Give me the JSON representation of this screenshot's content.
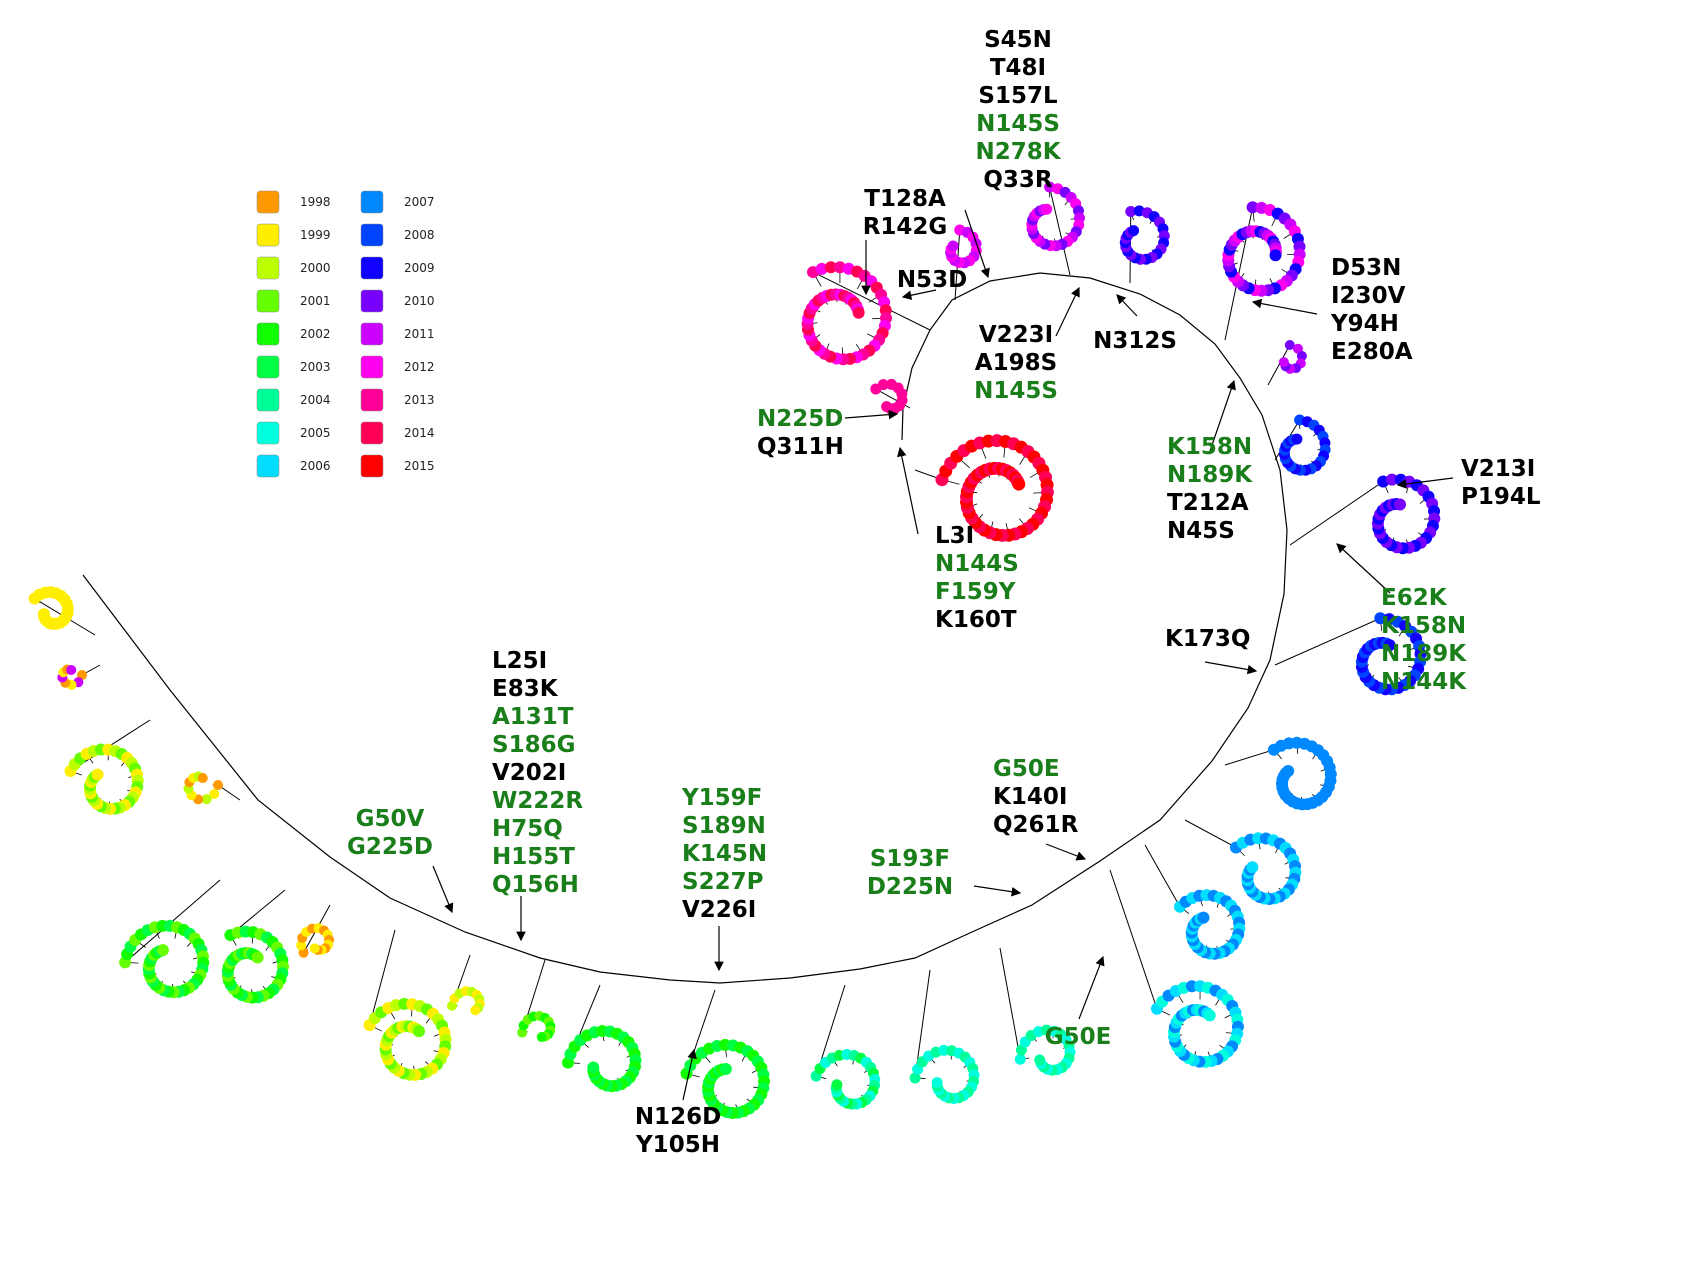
{
  "legend": {
    "entries": [
      {
        "year": "1998",
        "color": "#ff9900"
      },
      {
        "year": "1999",
        "color": "#ffee00"
      },
      {
        "year": "2000",
        "color": "#bbff00"
      },
      {
        "year": "2001",
        "color": "#66ff00"
      },
      {
        "year": "2002",
        "color": "#11ff00"
      },
      {
        "year": "2003",
        "color": "#00ff44"
      },
      {
        "year": "2004",
        "color": "#00ff99"
      },
      {
        "year": "2005",
        "color": "#00ffdd"
      },
      {
        "year": "2006",
        "color": "#00ddff"
      },
      {
        "year": "2007",
        "color": "#0088ff"
      },
      {
        "year": "2008",
        "color": "#0044ff"
      },
      {
        "year": "2009",
        "color": "#1100ff"
      },
      {
        "year": "2010",
        "color": "#7700ff"
      },
      {
        "year": "2011",
        "color": "#cc00ff"
      },
      {
        "year": "2012",
        "color": "#ff00ee"
      },
      {
        "year": "2013",
        "color": "#ff0099"
      },
      {
        "year": "2014",
        "color": "#ff0055"
      },
      {
        "year": "2015",
        "color": "#ff0000"
      }
    ]
  },
  "colors": {
    "black_label": "#000000",
    "green_label": "#1a7f1a",
    "branch": "#000000"
  },
  "annotations": [
    {
      "lines": [
        {
          "t": "S45N",
          "c": "black"
        },
        {
          "t": "T48I",
          "c": "black"
        },
        {
          "t": "S157L",
          "c": "black"
        },
        {
          "t": "N145S",
          "c": "green"
        },
        {
          "t": "N278K",
          "c": "green"
        },
        {
          "t": "Q33R",
          "c": "black"
        }
      ]
    },
    {
      "lines": [
        {
          "t": "T128A",
          "c": "black"
        },
        {
          "t": "R142G",
          "c": "black"
        }
      ]
    },
    {
      "lines": [
        {
          "t": "N53D",
          "c": "black"
        }
      ]
    },
    {
      "lines": [
        {
          "t": "V223I",
          "c": "black"
        },
        {
          "t": "A198S",
          "c": "black"
        },
        {
          "t": "N145S",
          "c": "green"
        }
      ]
    },
    {
      "lines": [
        {
          "t": "N312S",
          "c": "black"
        }
      ]
    },
    {
      "lines": [
        {
          "t": "D53N",
          "c": "black"
        },
        {
          "t": "I230V",
          "c": "black"
        },
        {
          "t": "Y94H",
          "c": "black"
        },
        {
          "t": "E280A",
          "c": "black"
        }
      ]
    },
    {
      "lines": [
        {
          "t": "N225D",
          "c": "green"
        },
        {
          "t": "Q311H",
          "c": "black"
        }
      ]
    },
    {
      "lines": [
        {
          "t": "K158N",
          "c": "green"
        },
        {
          "t": "N189K",
          "c": "green"
        },
        {
          "t": "T212A",
          "c": "black"
        },
        {
          "t": "N45S",
          "c": "black"
        }
      ]
    },
    {
      "lines": [
        {
          "t": "V213I",
          "c": "black"
        },
        {
          "t": "P194L",
          "c": "black"
        }
      ]
    },
    {
      "lines": [
        {
          "t": "L3I",
          "c": "black"
        },
        {
          "t": "N144S",
          "c": "green"
        },
        {
          "t": "F159Y",
          "c": "green"
        },
        {
          "t": "K160T",
          "c": "black"
        }
      ]
    },
    {
      "lines": [
        {
          "t": "E62K",
          "c": "green"
        },
        {
          "t": "K158N",
          "c": "green"
        },
        {
          "t": "N189K",
          "c": "green"
        },
        {
          "t": "N144K",
          "c": "green"
        }
      ]
    },
    {
      "lines": [
        {
          "t": "K173Q",
          "c": "black"
        }
      ]
    },
    {
      "lines": [
        {
          "t": "L25I",
          "c": "black"
        },
        {
          "t": "E83K",
          "c": "black"
        },
        {
          "t": "A131T",
          "c": "green"
        },
        {
          "t": "S186G",
          "c": "green"
        },
        {
          "t": "V202I",
          "c": "black"
        },
        {
          "t": "W222R",
          "c": "green"
        },
        {
          "t": "H75Q",
          "c": "green"
        },
        {
          "t": "H155T",
          "c": "green"
        },
        {
          "t": "Q156H",
          "c": "green"
        }
      ]
    },
    {
      "lines": [
        {
          "t": "G50V",
          "c": "green"
        },
        {
          "t": "G225D",
          "c": "green"
        }
      ]
    },
    {
      "lines": [
        {
          "t": "Y159F",
          "c": "green"
        },
        {
          "t": "S189N",
          "c": "green"
        },
        {
          "t": "K145N",
          "c": "green"
        },
        {
          "t": "S227P",
          "c": "green"
        },
        {
          "t": "V226I",
          "c": "black"
        }
      ]
    },
    {
      "lines": [
        {
          "t": "G50E",
          "c": "green"
        },
        {
          "t": "K140I",
          "c": "black"
        },
        {
          "t": "Q261R",
          "c": "black"
        }
      ]
    },
    {
      "lines": [
        {
          "t": "S193F",
          "c": "green"
        },
        {
          "t": "D225N",
          "c": "green"
        }
      ]
    },
    {
      "lines": [
        {
          "t": "G50E",
          "c": "green"
        }
      ]
    },
    {
      "lines": [
        {
          "t": "N126D",
          "c": "black"
        },
        {
          "t": "Y105H",
          "c": "black"
        }
      ]
    }
  ]
}
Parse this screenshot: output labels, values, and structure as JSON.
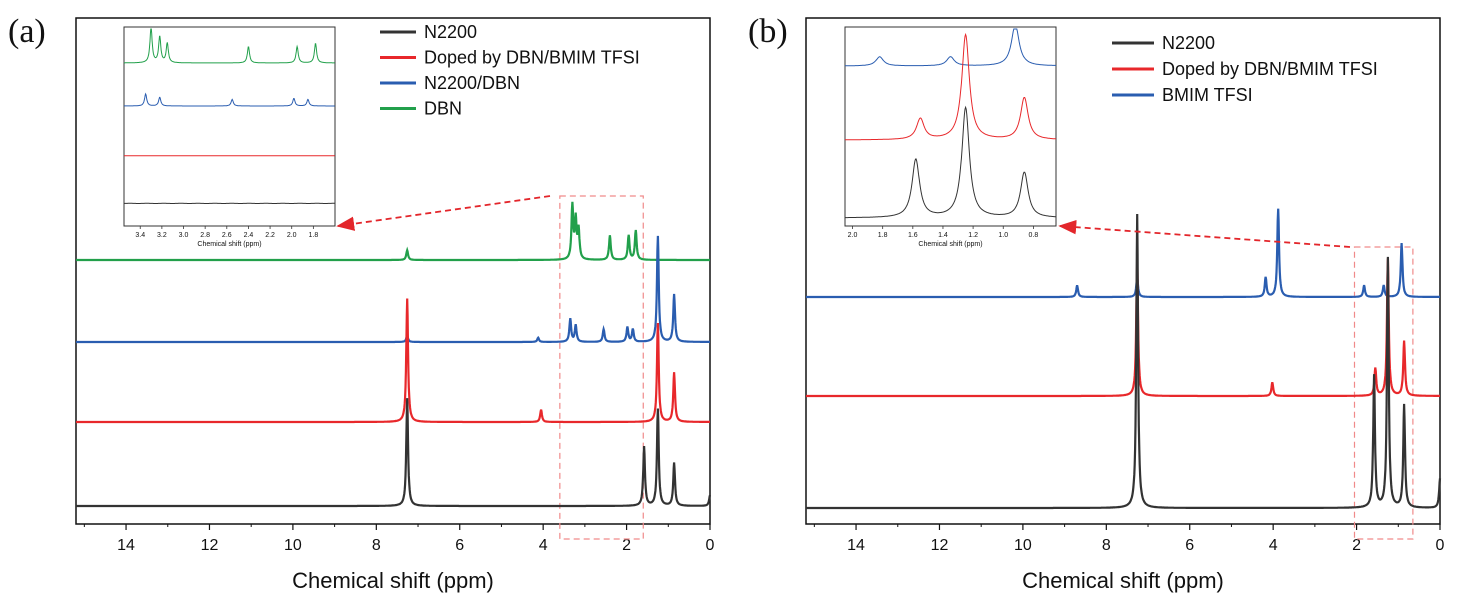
{
  "panels": [
    {
      "label": "(a)"
    },
    {
      "label": "(b)"
    }
  ],
  "colors": {
    "N2200": "#333333",
    "Doped by DBN/BMIM TFSI": "#e8282b",
    "N2200/DBN": "#2a5db0",
    "DBN": "#22a04b",
    "BMIM TFSI": "#2a5db0",
    "zoom_box": "#f08a8a",
    "arrow": "#e3262b"
  },
  "chart_data": [
    {
      "type": "line",
      "panel": "(a)",
      "xlabel": "Chemical shift (ppm)",
      "ylabel": "",
      "x_reversed": true,
      "xlim": [
        15.2,
        0
      ],
      "xticks": [
        "14",
        "12",
        "10",
        "8",
        "6",
        "4",
        "2",
        "0"
      ],
      "x_tick_values": [
        14,
        12,
        10,
        8,
        6,
        4,
        2,
        0
      ],
      "legend": [
        "N2200",
        "Doped by DBN/BMIM TFSI",
        "N2200/DBN",
        "DBN"
      ],
      "legend_position": "top-right",
      "series": [
        {
          "name": "DBN",
          "peaks": [
            [
              7.26,
              0.1
            ],
            [
              3.3,
              0.55
            ],
            [
              3.22,
              0.4
            ],
            [
              3.15,
              0.3
            ],
            [
              2.4,
              0.25
            ],
            [
              1.95,
              0.25
            ],
            [
              1.78,
              0.3
            ]
          ]
        },
        {
          "name": "N2200/DBN",
          "peaks": [
            [
              7.26,
              0.06
            ],
            [
              4.12,
              0.04
            ],
            [
              3.35,
              0.22
            ],
            [
              3.22,
              0.16
            ],
            [
              2.55,
              0.12
            ],
            [
              1.98,
              0.14
            ],
            [
              1.85,
              0.12
            ],
            [
              1.25,
              1.0
            ],
            [
              0.86,
              0.45
            ]
          ]
        },
        {
          "name": "Doped by DBN/BMIM TFSI",
          "peaks": [
            [
              7.26,
              1.0
            ],
            [
              4.05,
              0.1
            ],
            [
              1.25,
              0.8
            ],
            [
              0.86,
              0.4
            ]
          ]
        },
        {
          "name": "N2200",
          "peaks": [
            [
              7.26,
              1.0
            ],
            [
              1.58,
              0.55
            ],
            [
              1.25,
              0.9
            ],
            [
              0.86,
              0.4
            ],
            [
              0.0,
              0.1
            ]
          ]
        }
      ],
      "zoom_region_ppm": [
        3.6,
        1.6
      ],
      "inset": {
        "xlabel": "Chemical shift (ppm)",
        "xticks": [
          "3.4",
          "3.2",
          "3.0",
          "2.8",
          "2.6",
          "2.4",
          "2.2",
          "2.0",
          "1.8"
        ],
        "x_tick_values": [
          3.4,
          3.2,
          3.0,
          2.8,
          2.6,
          2.4,
          2.2,
          2.0,
          1.8
        ],
        "xlim": [
          3.55,
          1.6
        ]
      }
    },
    {
      "type": "line",
      "panel": "(b)",
      "xlabel": "Chemical shift (ppm)",
      "ylabel": "",
      "x_reversed": true,
      "xlim": [
        15.2,
        0
      ],
      "xticks": [
        "14",
        "12",
        "10",
        "8",
        "6",
        "4",
        "2",
        "0"
      ],
      "x_tick_values": [
        14,
        12,
        10,
        8,
        6,
        4,
        2,
        0
      ],
      "legend": [
        "N2200",
        "Doped by DBN/BMIM TFSI",
        "BMIM TFSI"
      ],
      "legend_position": "top-right",
      "series": [
        {
          "name": "BMIM TFSI",
          "peaks": [
            [
              8.7,
              0.12
            ],
            [
              7.26,
              0.2
            ],
            [
              4.18,
              0.2
            ],
            [
              3.88,
              0.9
            ],
            [
              1.82,
              0.12
            ],
            [
              1.35,
              0.12
            ],
            [
              0.92,
              0.55
            ]
          ]
        },
        {
          "name": "Doped by DBN/BMIM TFSI",
          "peaks": [
            [
              7.26,
              1.0
            ],
            [
              4.02,
              0.1
            ],
            [
              1.55,
              0.2
            ],
            [
              1.25,
              1.0
            ],
            [
              0.86,
              0.4
            ]
          ]
        },
        {
          "name": "N2200",
          "peaks": [
            [
              7.26,
              1.0
            ],
            [
              1.58,
              0.45
            ],
            [
              1.25,
              0.85
            ],
            [
              0.86,
              0.35
            ],
            [
              0.0,
              0.1
            ]
          ]
        }
      ],
      "zoom_region_ppm": [
        2.05,
        0.65
      ],
      "inset": {
        "xlabel": "Chemical shift (ppm)",
        "xticks": [
          "2.0",
          "1.8",
          "1.6",
          "1.4",
          "1.2",
          "1.0",
          "0.8"
        ],
        "x_tick_values": [
          2.0,
          1.8,
          1.6,
          1.4,
          1.2,
          1.0,
          0.8
        ],
        "xlim": [
          2.05,
          0.65
        ]
      }
    }
  ]
}
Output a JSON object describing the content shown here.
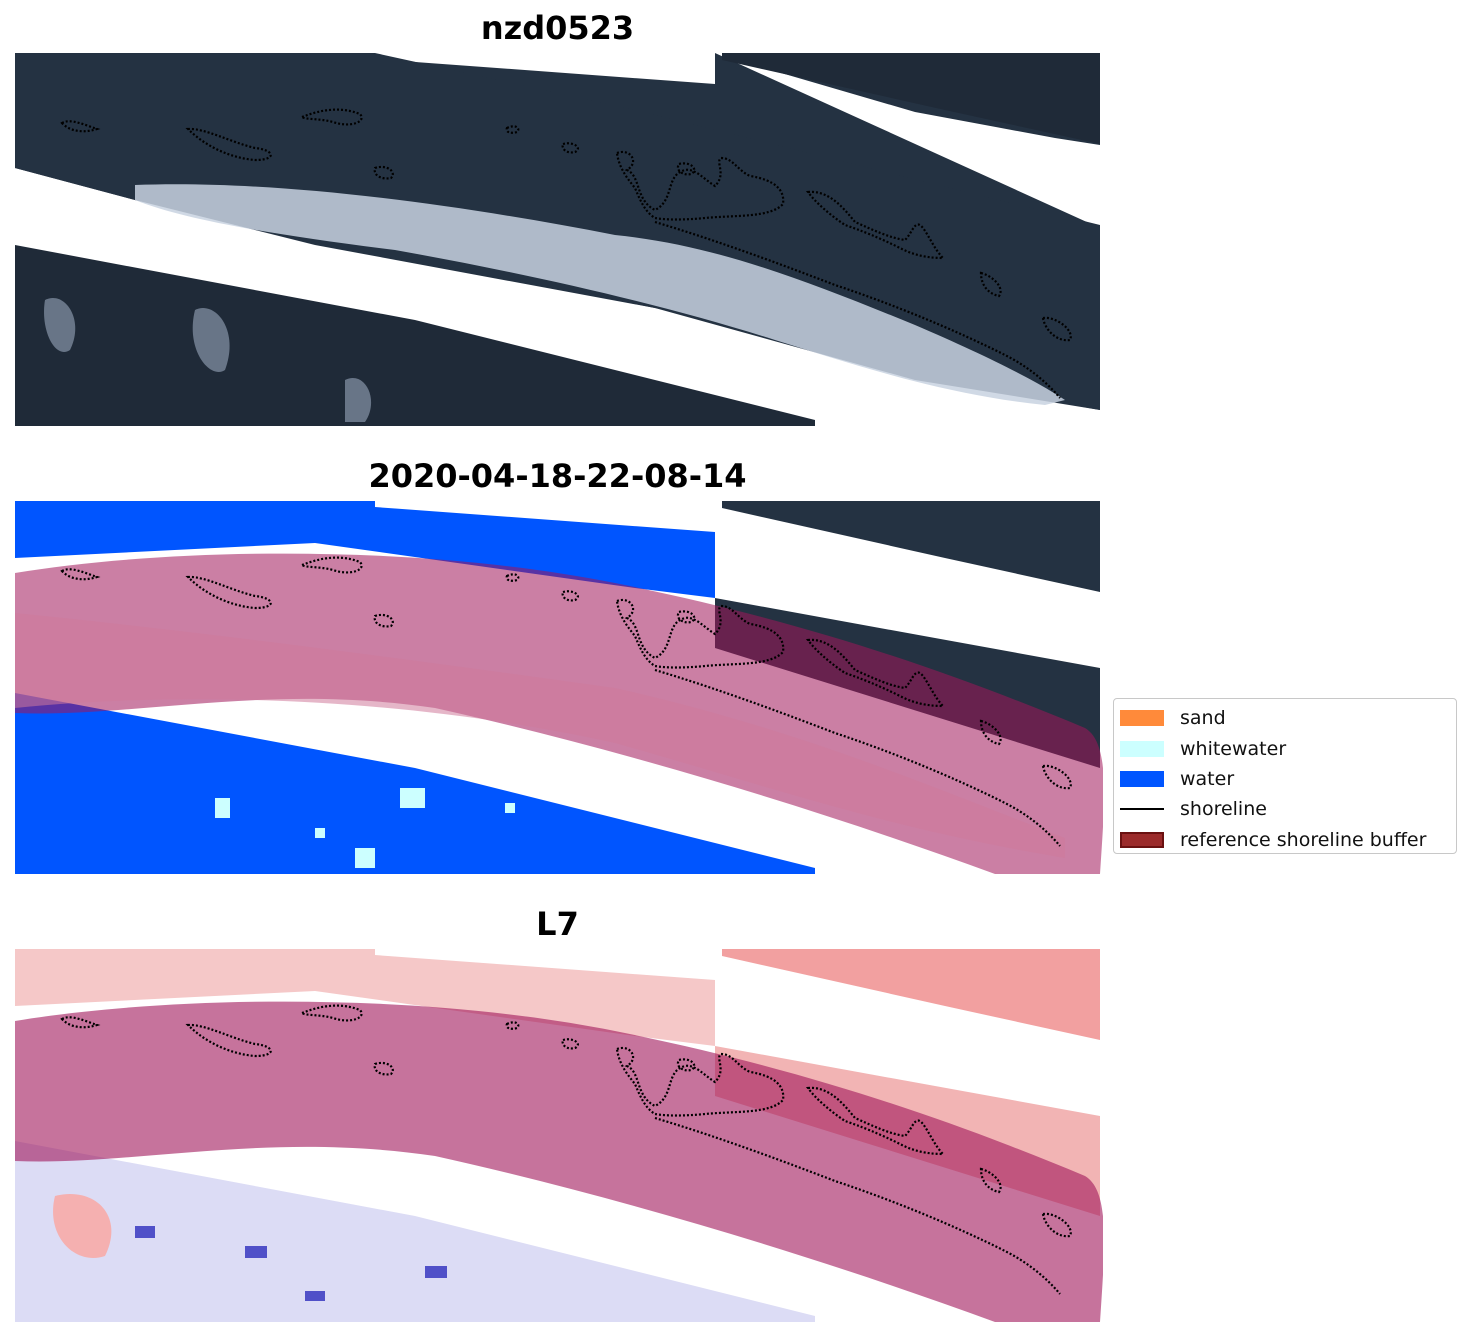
☆ ☆ ☆ ☆ ☆ ☆ ☆
• **Exercise task**:
List all lines in the material containing the string "this".

• **Result below**:
Give me the JSON representation of this screenshot's content.
Parse this screenshot: output labels, values, and structure as JSON.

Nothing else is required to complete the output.